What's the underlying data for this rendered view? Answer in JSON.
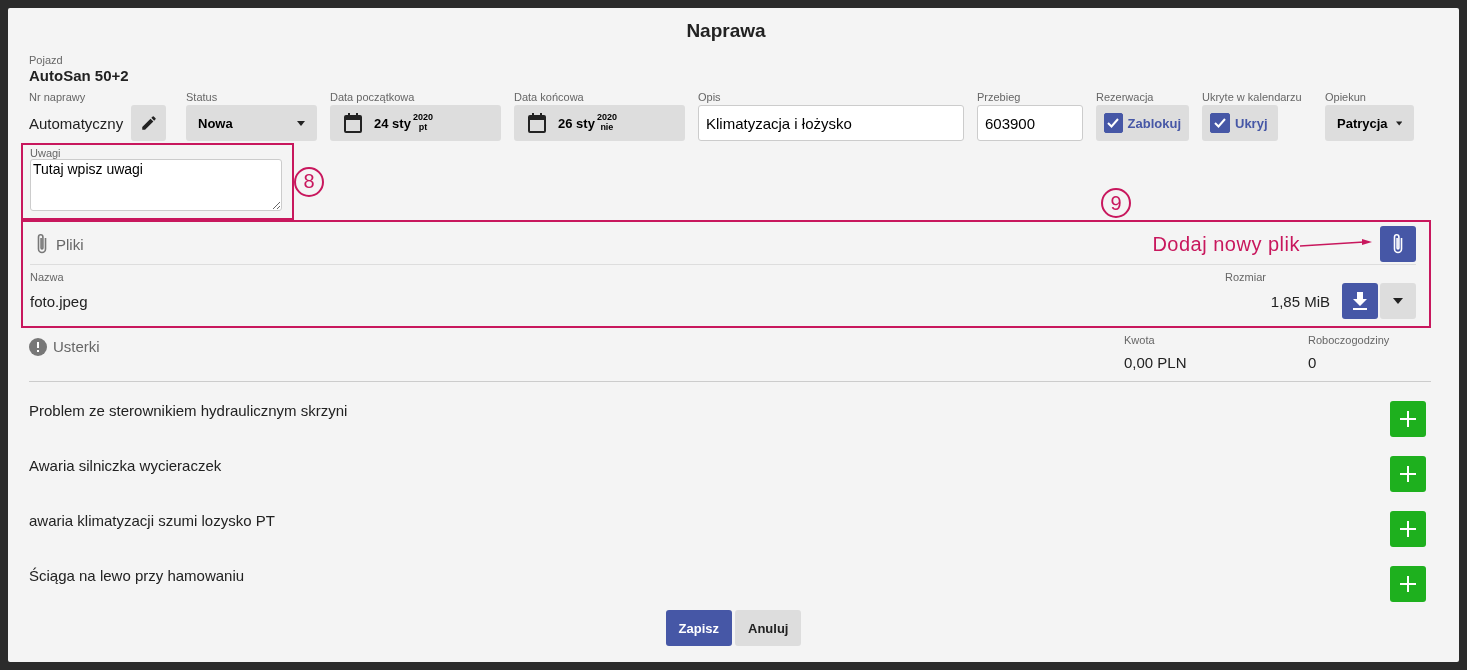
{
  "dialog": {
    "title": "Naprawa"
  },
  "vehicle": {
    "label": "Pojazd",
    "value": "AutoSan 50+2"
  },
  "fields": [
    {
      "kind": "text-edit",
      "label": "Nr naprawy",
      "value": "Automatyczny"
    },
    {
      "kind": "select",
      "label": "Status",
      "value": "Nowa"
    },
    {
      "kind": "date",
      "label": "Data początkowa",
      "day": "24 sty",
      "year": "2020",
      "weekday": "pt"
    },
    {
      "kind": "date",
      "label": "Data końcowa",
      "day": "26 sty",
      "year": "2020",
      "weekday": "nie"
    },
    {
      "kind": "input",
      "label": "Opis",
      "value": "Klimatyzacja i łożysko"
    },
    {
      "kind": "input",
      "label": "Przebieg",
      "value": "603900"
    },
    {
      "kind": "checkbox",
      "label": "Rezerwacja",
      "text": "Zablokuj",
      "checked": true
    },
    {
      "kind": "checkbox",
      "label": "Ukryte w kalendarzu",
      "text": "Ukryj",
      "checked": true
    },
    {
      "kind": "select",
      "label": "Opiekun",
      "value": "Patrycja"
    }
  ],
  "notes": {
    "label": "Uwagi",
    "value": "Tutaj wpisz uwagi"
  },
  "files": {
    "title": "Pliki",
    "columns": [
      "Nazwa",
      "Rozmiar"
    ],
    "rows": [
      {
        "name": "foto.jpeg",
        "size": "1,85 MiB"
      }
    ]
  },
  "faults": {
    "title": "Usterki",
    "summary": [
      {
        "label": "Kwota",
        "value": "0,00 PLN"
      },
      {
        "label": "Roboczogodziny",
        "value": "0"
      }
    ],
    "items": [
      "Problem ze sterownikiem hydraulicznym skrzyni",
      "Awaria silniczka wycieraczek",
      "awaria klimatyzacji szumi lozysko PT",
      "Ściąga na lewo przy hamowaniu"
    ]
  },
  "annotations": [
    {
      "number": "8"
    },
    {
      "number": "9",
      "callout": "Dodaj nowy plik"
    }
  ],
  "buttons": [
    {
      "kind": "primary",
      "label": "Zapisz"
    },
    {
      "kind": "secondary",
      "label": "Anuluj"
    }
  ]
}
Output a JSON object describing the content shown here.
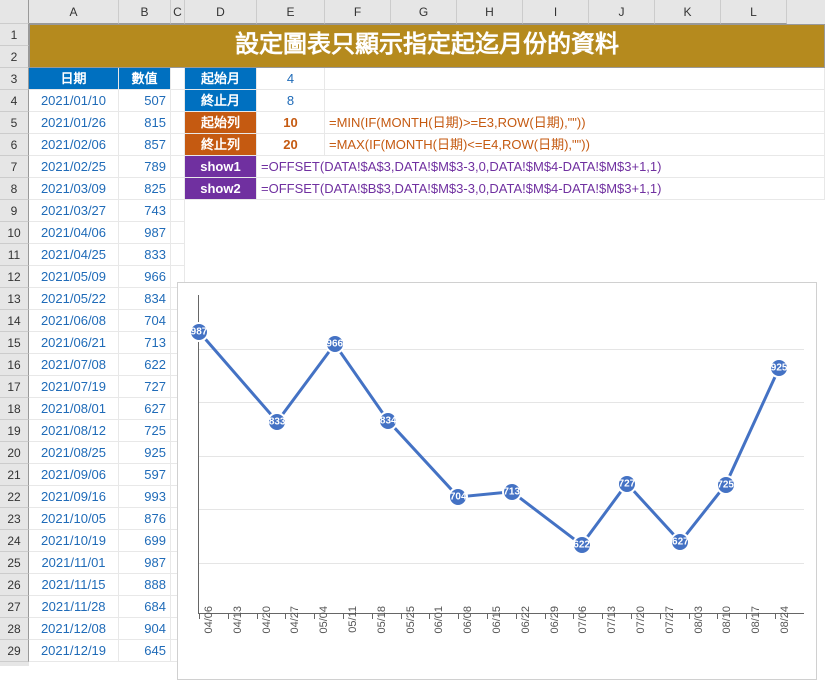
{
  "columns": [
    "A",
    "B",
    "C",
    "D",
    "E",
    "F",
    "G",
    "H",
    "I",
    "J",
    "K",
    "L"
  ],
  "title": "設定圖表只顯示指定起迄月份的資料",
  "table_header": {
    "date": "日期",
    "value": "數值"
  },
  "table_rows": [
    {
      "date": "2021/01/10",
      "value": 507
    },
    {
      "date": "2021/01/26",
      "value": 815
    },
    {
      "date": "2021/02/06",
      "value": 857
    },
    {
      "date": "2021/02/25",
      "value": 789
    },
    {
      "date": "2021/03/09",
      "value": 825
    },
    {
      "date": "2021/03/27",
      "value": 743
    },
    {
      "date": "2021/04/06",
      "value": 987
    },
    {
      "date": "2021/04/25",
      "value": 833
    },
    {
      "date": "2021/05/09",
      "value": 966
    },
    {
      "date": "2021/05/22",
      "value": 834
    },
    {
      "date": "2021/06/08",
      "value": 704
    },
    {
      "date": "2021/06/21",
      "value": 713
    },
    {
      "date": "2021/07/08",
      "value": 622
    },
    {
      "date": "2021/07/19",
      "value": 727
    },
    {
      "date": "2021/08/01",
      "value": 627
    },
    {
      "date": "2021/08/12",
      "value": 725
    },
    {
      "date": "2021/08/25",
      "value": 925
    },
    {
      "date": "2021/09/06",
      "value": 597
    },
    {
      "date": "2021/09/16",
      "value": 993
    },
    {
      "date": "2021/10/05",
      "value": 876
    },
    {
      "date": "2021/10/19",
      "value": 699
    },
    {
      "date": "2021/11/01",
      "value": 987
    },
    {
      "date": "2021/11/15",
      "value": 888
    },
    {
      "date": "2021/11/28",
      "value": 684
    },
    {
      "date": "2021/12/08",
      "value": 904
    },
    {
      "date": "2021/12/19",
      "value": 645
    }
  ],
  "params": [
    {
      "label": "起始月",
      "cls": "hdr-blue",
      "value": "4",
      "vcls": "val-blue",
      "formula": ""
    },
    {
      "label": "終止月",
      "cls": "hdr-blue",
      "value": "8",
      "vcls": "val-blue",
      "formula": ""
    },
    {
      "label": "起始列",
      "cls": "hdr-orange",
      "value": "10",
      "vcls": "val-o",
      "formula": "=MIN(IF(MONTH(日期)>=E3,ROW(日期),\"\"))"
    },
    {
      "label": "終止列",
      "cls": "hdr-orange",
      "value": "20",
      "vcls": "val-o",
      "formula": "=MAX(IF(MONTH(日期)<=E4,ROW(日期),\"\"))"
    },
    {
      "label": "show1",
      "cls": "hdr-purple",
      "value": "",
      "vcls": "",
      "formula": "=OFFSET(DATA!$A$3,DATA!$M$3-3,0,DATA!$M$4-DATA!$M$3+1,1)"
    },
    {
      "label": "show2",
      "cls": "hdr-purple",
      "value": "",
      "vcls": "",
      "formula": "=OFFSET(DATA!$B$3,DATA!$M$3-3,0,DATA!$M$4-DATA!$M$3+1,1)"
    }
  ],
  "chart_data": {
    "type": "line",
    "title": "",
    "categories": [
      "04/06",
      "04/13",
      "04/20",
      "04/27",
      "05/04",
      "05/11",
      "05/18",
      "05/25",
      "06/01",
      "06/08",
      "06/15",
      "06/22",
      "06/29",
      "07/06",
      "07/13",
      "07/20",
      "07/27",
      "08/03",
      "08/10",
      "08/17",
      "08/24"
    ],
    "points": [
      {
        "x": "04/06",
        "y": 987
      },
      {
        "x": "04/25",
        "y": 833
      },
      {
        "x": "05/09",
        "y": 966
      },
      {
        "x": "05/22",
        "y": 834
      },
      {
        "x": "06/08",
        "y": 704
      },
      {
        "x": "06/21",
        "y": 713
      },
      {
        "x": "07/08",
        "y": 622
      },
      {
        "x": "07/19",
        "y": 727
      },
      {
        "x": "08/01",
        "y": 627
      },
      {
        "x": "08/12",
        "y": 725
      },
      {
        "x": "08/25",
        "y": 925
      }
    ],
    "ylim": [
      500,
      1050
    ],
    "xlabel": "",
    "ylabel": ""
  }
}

EXERCISE INSTRUCTIONS.
Print all entries exactly. The images do not belong in the copy.

EXERCISE SOLUTION.
What's the underlying data for this rendered view? Answer in JSON.
{
  "dialog": {
    "title": "Naprawa"
  },
  "vehicle": {
    "label": "Pojazd",
    "value": "AutoSan 50+2"
  },
  "fields": [
    {
      "kind": "text-edit",
      "label": "Nr naprawy",
      "value": "Automatyczny"
    },
    {
      "kind": "select",
      "label": "Status",
      "value": "Nowa"
    },
    {
      "kind": "date",
      "label": "Data początkowa",
      "day": "24 sty",
      "year": "2020",
      "weekday": "pt"
    },
    {
      "kind": "date",
      "label": "Data końcowa",
      "day": "26 sty",
      "year": "2020",
      "weekday": "nie"
    },
    {
      "kind": "input",
      "label": "Opis",
      "value": "Klimatyzacja i łożysko"
    },
    {
      "kind": "input",
      "label": "Przebieg",
      "value": "603900"
    },
    {
      "kind": "checkbox",
      "label": "Rezerwacja",
      "text": "Zablokuj",
      "checked": true
    },
    {
      "kind": "checkbox",
      "label": "Ukryte w kalendarzu",
      "text": "Ukryj",
      "checked": true
    },
    {
      "kind": "select",
      "label": "Opiekun",
      "value": "Patrycja"
    }
  ],
  "notes": {
    "label": "Uwagi",
    "value": "Tutaj wpisz uwagi"
  },
  "files": {
    "title": "Pliki",
    "columns": [
      "Nazwa",
      "Rozmiar"
    ],
    "rows": [
      {
        "name": "foto.jpeg",
        "size": "1,85 MiB"
      }
    ]
  },
  "faults": {
    "title": "Usterki",
    "summary": [
      {
        "label": "Kwota",
        "value": "0,00 PLN"
      },
      {
        "label": "Roboczogodziny",
        "value": "0"
      }
    ],
    "items": [
      "Problem ze sterownikiem hydraulicznym skrzyni",
      "Awaria silniczka wycieraczek",
      "awaria klimatyzacji szumi lozysko PT",
      "Ściąga na lewo przy hamowaniu"
    ]
  },
  "annotations": [
    {
      "number": "8"
    },
    {
      "number": "9",
      "callout": "Dodaj nowy plik"
    }
  ],
  "buttons": [
    {
      "kind": "primary",
      "label": "Zapisz"
    },
    {
      "kind": "secondary",
      "label": "Anuluj"
    }
  ]
}
Output a JSON object describing the content shown here.
{
  "columns": [
    "A",
    "B",
    "C",
    "D",
    "E",
    "F",
    "G",
    "H",
    "I",
    "J",
    "K",
    "L"
  ],
  "title": "設定圖表只顯示指定起迄月份的資料",
  "table_header": {
    "date": "日期",
    "value": "數值"
  },
  "table_rows": [
    {
      "date": "2021/01/10",
      "value": 507
    },
    {
      "date": "2021/01/26",
      "value": 815
    },
    {
      "date": "2021/02/06",
      "value": 857
    },
    {
      "date": "2021/02/25",
      "value": 789
    },
    {
      "date": "2021/03/09",
      "value": 825
    },
    {
      "date": "2021/03/27",
      "value": 743
    },
    {
      "date": "2021/04/06",
      "value": 987
    },
    {
      "date": "2021/04/25",
      "value": 833
    },
    {
      "date": "2021/05/09",
      "value": 966
    },
    {
      "date": "2021/05/22",
      "value": 834
    },
    {
      "date": "2021/06/08",
      "value": 704
    },
    {
      "date": "2021/06/21",
      "value": 713
    },
    {
      "date": "2021/07/08",
      "value": 622
    },
    {
      "date": "2021/07/19",
      "value": 727
    },
    {
      "date": "2021/08/01",
      "value": 627
    },
    {
      "date": "2021/08/12",
      "value": 725
    },
    {
      "date": "2021/08/25",
      "value": 925
    },
    {
      "date": "2021/09/06",
      "value": 597
    },
    {
      "date": "2021/09/16",
      "value": 993
    },
    {
      "date": "2021/10/05",
      "value": 876
    },
    {
      "date": "2021/10/19",
      "value": 699
    },
    {
      "date": "2021/11/01",
      "value": 987
    },
    {
      "date": "2021/11/15",
      "value": 888
    },
    {
      "date": "2021/11/28",
      "value": 684
    },
    {
      "date": "2021/12/08",
      "value": 904
    },
    {
      "date": "2021/12/19",
      "value": 645
    }
  ],
  "params": [
    {
      "label": "起始月",
      "cls": "hdr-blue",
      "value": "4",
      "vcls": "val-blue",
      "formula": ""
    },
    {
      "label": "終止月",
      "cls": "hdr-blue",
      "value": "8",
      "vcls": "val-blue",
      "formula": ""
    },
    {
      "label": "起始列",
      "cls": "hdr-orange",
      "value": "10",
      "vcls": "val-o",
      "formula": "=MIN(IF(MONTH(日期)>=E3,ROW(日期),\"\"))"
    },
    {
      "label": "終止列",
      "cls": "hdr-orange",
      "value": "20",
      "vcls": "val-o",
      "formula": "=MAX(IF(MONTH(日期)<=E4,ROW(日期),\"\"))"
    },
    {
      "label": "show1",
      "cls": "hdr-purple",
      "value": "",
      "vcls": "",
      "formula": "=OFFSET(DATA!$A$3,DATA!$M$3-3,0,DATA!$M$4-DATA!$M$3+1,1)"
    },
    {
      "label": "show2",
      "cls": "hdr-purple",
      "value": "",
      "vcls": "",
      "formula": "=OFFSET(DATA!$B$3,DATA!$M$3-3,0,DATA!$M$4-DATA!$M$3+1,1)"
    }
  ],
  "chart_data": {
    "type": "line",
    "title": "",
    "categories": [
      "04/06",
      "04/13",
      "04/20",
      "04/27",
      "05/04",
      "05/11",
      "05/18",
      "05/25",
      "06/01",
      "06/08",
      "06/15",
      "06/22",
      "06/29",
      "07/06",
      "07/13",
      "07/20",
      "07/27",
      "08/03",
      "08/10",
      "08/17",
      "08/24"
    ],
    "points": [
      {
        "x": "04/06",
        "y": 987
      },
      {
        "x": "04/25",
        "y": 833
      },
      {
        "x": "05/09",
        "y": 966
      },
      {
        "x": "05/22",
        "y": 834
      },
      {
        "x": "06/08",
        "y": 704
      },
      {
        "x": "06/21",
        "y": 713
      },
      {
        "x": "07/08",
        "y": 622
      },
      {
        "x": "07/19",
        "y": 727
      },
      {
        "x": "08/01",
        "y": 627
      },
      {
        "x": "08/12",
        "y": 725
      },
      {
        "x": "08/25",
        "y": 925
      }
    ],
    "ylim": [
      500,
      1050
    ],
    "xlabel": "",
    "ylabel": ""
  }
}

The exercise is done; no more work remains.